Extracted data entries:
┌──

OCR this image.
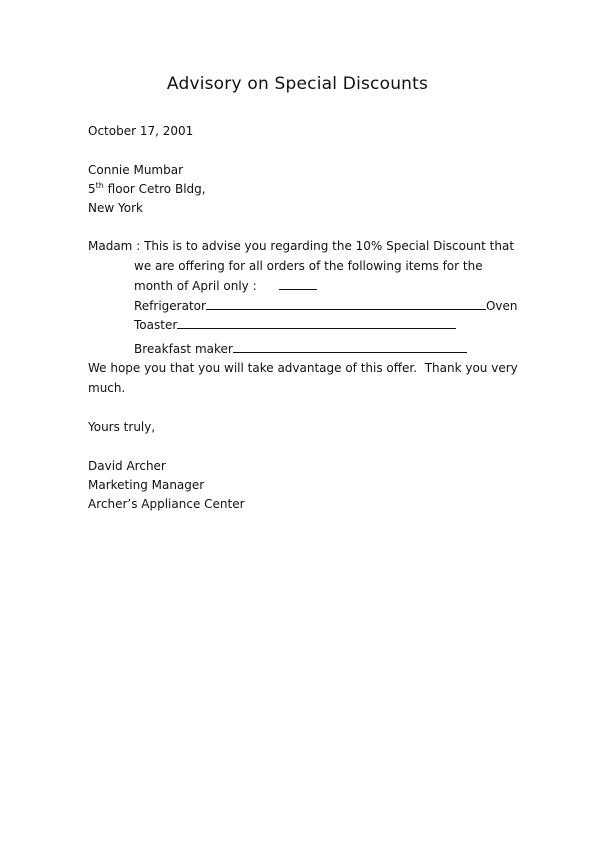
Advisory on Special Discounts
October 17, 2001
Connie Mumbar
5th floor Cetro Bldg,
New York
Madam : This is to advise you regarding the 10% Special Discount that
we are offering for all orders of the following items for the
month of April only :
Refrigerator	Oven
Toaster
Breakfast maker
We hope you that you will take advantage of this offer.  Thank you very
much.
Yours truly,
David Archer
Marketing Manager
Archer’s Appliance Center
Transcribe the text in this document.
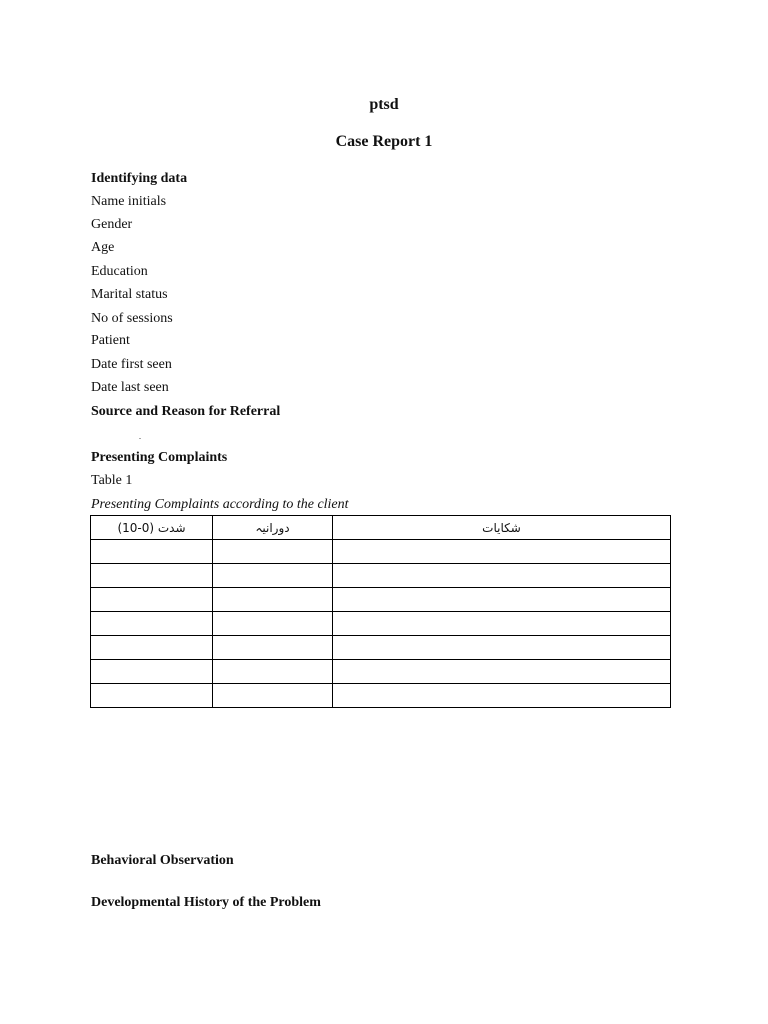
ptsd
Case Report 1
Identifying data
Name initials
Gender
Age
Education
Marital status
No of sessions
Patient
Date first seen
Date last seen
Source and Reason for Referral
.
Presenting Complaints
Table 1
Presenting Complaints according to the client
شدت (0-10)	دورانیہ	شکایات

Behavioral Observation
Developmental History of the Problem
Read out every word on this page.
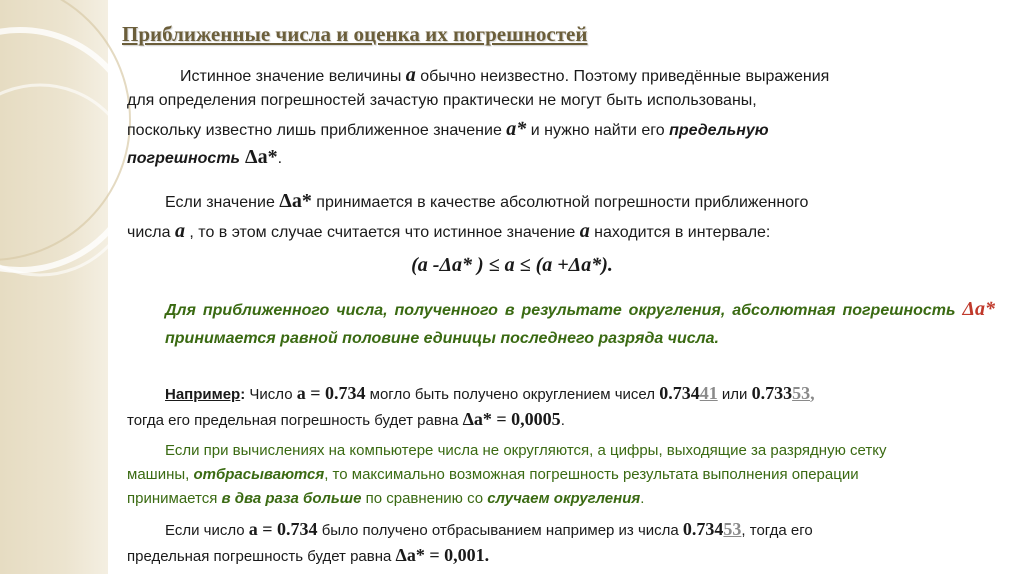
Приближенные числа и оценка их погрешностей
Истинное значение величины a обычно неизвестно. Поэтому приведённые выражения
для определения погрешностей зачастую практически не могут быть использованы,
поскольку известно лишь приближенное значение a* и нужно найти его предельную
погрешность Δa*.
Если значение Δa* принимается в качестве абсолютной погрешности приближенного
числа a , то в этом случае считается что истинное значение a находится в интервале:
(a -Δa* ) ≤ a ≤ (a +Δa*).
Для приближенного числа, полученного в результате округления, абсолютная погрешность Δa* принимается равной половине единицы последнего разряда числа.
Например: Число a = 0.734 могло быть получено округлением чисел 0.73441 или 0.73353,
тогда его предельная погрешность будет равна Δa* = 0,0005.
Если при вычислениях на компьютере числа не округляются, а цифры, выходящие за разрядную сетку
машины, отбрасываются, то максимально возможная погрешность результата выполнения операции
принимается в два раза больше по сравнению со случаем округления.
Если число a = 0.734 было получено отбрасыванием например из числа 0.73453, тогда его
предельная погрешность будет равна Δa* = 0,001.
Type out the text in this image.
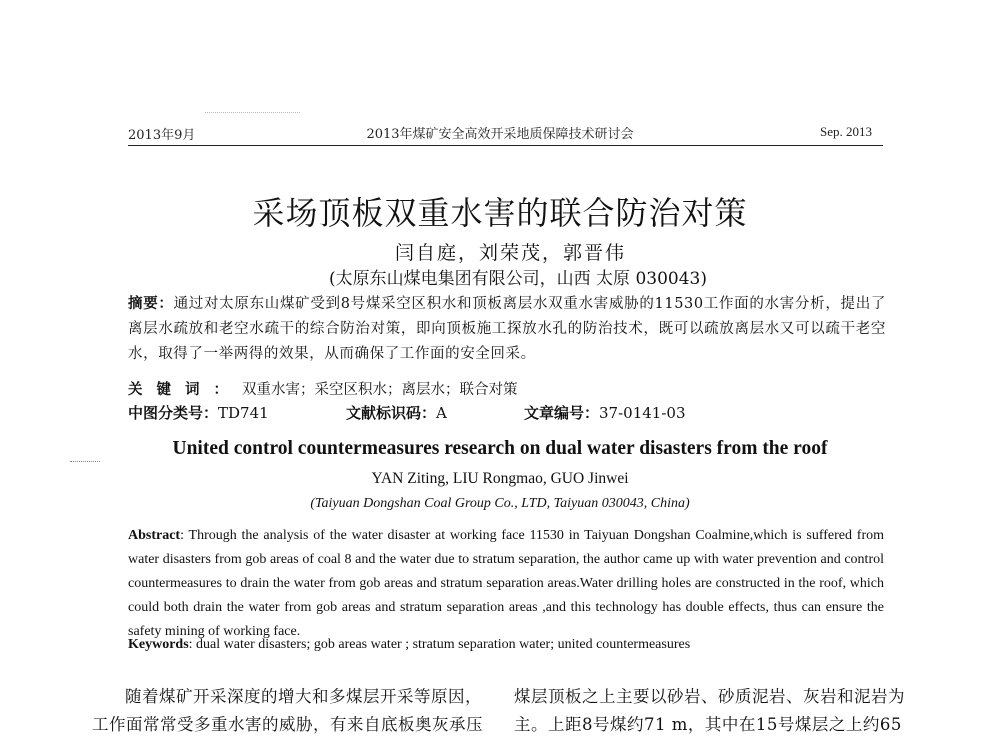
2013年9月	2013年煤矿安全高效开采地质保障技术研讨会	Sep. 2013
采场顶板双重水害的联合防治对策
闫自庭，刘荣茂，郭晋伟
(太原东山煤电集团有限公司，山西 太原 030043)
摘要：通过对太原东山煤矿受到8号煤采空区积水和顶板离层水双重水害威胁的11530工作面的水害分析，提出了离层水疏放和老空水疏干的综合防治对策，即向顶板施工探放水孔的防治技术，既可以疏放离层水又可以疏干老空水，取得了一举两得的效果，从而确保了工作面的安全回采。
关键词：双重水害；采空区积水；离层水；联合对策
中图分类号：TD741	文献标识码：A	文章编号：37-0141-03
United control countermeasures research on dual water disasters from the roof
YAN Ziting, LIU Rongmao, GUO Jinwei
(Taiyuan Dongshan Coal Group Co., LTD, Taiyuan 030043, China)
Abstract: Through the analysis of the water disaster at working face 11530 in Taiyuan Dongshan Coalmine,which is suffered from water disasters from gob areas of coal 8 and the water due to stratum separation, the author came up with water prevention and control countermeasures to drain the water from gob areas and stratum separation areas.Water drilling holes are constructed in the roof, which could both drain the water from gob areas and stratum separation areas ,and this technology has double effects, thus can ensure the safety mining of working face.
Keywords: dual water disasters; gob areas water ; stratum separation water; united countermeasures
随着煤矿开采深度的增大和多煤层开采等原因，
工作面常常受多重水害的威胁，有来自底板奥灰承压
煤层顶板之上主要以砂岩、砂质泥岩、灰岩和泥岩为
主。上距8号煤约71 m，其中在15号煤层之上约65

└──

▶ _Your objective_
Pictures excluded, quote all the data above exactly.

▶ _Correct answer_
OCR this image.
Advisory on Special Discounts
October 17, 2001
Connie Mumbar
5th floor Cetro Bldg,
New York
Madam : This is to advise you regarding the 10% Special Discount that
we are offering for all orders of the following items for the
month of April only :
Refrigerator	Oven
Toaster
Breakfast maker
We hope you that you will take advantage of this offer.  Thank you very
much.
Yours truly,
David Archer
Marketing Manager
Archer’s Appliance Center
Transcribe the text in this document.
ptsd
Case Report 1
Identifying data
Name initials
Gender
Age
Education
Marital status
No of sessions
Patient
Date first seen
Date last seen
Source and Reason for Referral
.
Presenting Complaints
Table 1
Presenting Complaints according to the client
شدت (0-10)	دورانیہ	شکایات

Behavioral Observation
Developmental History of the Problem
Read out every word on this page.
Приближенные числа и оценка их погрешностей
Истинное значение величины a обычно неизвестно. Поэтому приведённые выражения
для определения погрешностей зачастую практически не могут быть использованы,
поскольку известно лишь приближенное значение a* и нужно найти его предельную
погрешность Δa*.
Если значение Δa* принимается в качестве абсолютной погрешности приближенного
числа a , то в этом случае считается что истинное значение a находится в интервале:
(a -Δa* ) ≤ a ≤ (a +Δa*).
Для приближенного числа, полученного в результате округления, абсолютная погрешность Δa* принимается равной половине единицы последнего разряда числа.
Например: Число a = 0.734 могло быть получено округлением чисел 0.73441 или 0.73353,
тогда его предельная погрешность будет равна Δa* = 0,0005.
Если при вычислениях на компьютере числа не округляются, а цифры, выходящие за разрядную сетку
машины, отбрасываются, то максимально возможная погрешность результата выполнения операции
принимается в два раза больше по сравнению со случаем округления.
Если число a = 0.734 было получено отбрасыванием например из числа 0.73453, тогда его
предельная погрешность будет равна Δa* = 0,001.
Type out the text in this image.
2013年9月	2013年煤矿安全高效开采地质保障技术研讨会	Sep. 2013
采场顶板双重水害的联合防治对策
闫自庭，刘荣茂，郭晋伟
(太原东山煤电集团有限公司，山西 太原 030043)
摘要：通过对太原东山煤矿受到8号煤采空区积水和顶板离层水双重水害威胁的11530工作面的水害分析，提出了离层水疏放和老空水疏干的综合防治对策，即向顶板施工探放水孔的防治技术，既可以疏放离层水又可以疏干老空水，取得了一举两得的效果，从而确保了工作面的安全回采。
关键词：双重水害；采空区积水；离层水；联合对策
中图分类号：TD741	文献标识码：A	文章编号：37-0141-03
United control countermeasures research on dual water disasters from the roof
YAN Ziting, LIU Rongmao, GUO Jinwei
(Taiyuan Dongshan Coal Group Co., LTD, Taiyuan 030043, China)
Abstract: Through the analysis of the water disaster at working face 11530 in Taiyuan Dongshan Coalmine,which is suffered from water disasters from gob areas of coal 8 and the water due to stratum separation, the author came up with water prevention and control countermeasures to drain the water from gob areas and stratum separation areas.Water drilling holes are constructed in the roof, which could both drain the water from gob areas and stratum separation areas ,and this technology has double effects, thus can ensure the safety mining of working face.
Keywords: dual water disasters; gob areas water ; stratum separation water; united countermeasures
随着煤矿开采深度的增大和多煤层开采等原因，
工作面常常受多重水害的威胁，有来自底板奥灰承压
煤层顶板之上主要以砂岩、砂质泥岩、灰岩和泥岩为
主。上距8号煤约71 m，其中在15号煤层之上约65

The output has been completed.